§ TASK DIRECTIONS
Repeat every line below exactly as it reads.

(Raw records)
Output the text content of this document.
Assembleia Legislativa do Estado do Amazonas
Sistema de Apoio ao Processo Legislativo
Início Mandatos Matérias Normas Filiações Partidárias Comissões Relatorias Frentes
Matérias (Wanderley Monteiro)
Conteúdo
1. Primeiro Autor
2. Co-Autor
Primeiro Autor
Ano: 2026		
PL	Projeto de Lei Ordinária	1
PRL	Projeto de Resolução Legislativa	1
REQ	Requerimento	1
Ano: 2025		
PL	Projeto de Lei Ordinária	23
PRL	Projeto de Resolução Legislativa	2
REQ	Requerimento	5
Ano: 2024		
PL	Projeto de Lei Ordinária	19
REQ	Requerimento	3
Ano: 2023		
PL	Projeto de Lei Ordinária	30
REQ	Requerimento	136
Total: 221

§ FINISHED TASK
Output the text content of this document.
Assembleia Legislativa do Estado do Amazonas
Sistema de Apoio ao Processo Legislativo
Início Mandatos Matérias Normas Filiações Partidárias Comissões Relatorias Frentes
Matérias (Wanderley Monteiro)
Conteúdo
1. Primeiro Autor
2. Co-Autor
Primeiro Autor
Ano: 2026		
PL	Projeto de Lei Ordinária	1
PRL	Projeto de Resolução Legislativa	1
REQ	Requerimento	1
Ano: 2025		
PL	Projeto de Lei Ordinária	23
PRL	Projeto de Resolução Legislativa	2
REQ	Requerimento	5
Ano: 2024		
PL	Projeto de Lei Ordinária	19
REQ	Requerimento	3
Ano: 2023		
PL	Projeto de Lei Ordinária	30
REQ	Requerimento	136
Total: 221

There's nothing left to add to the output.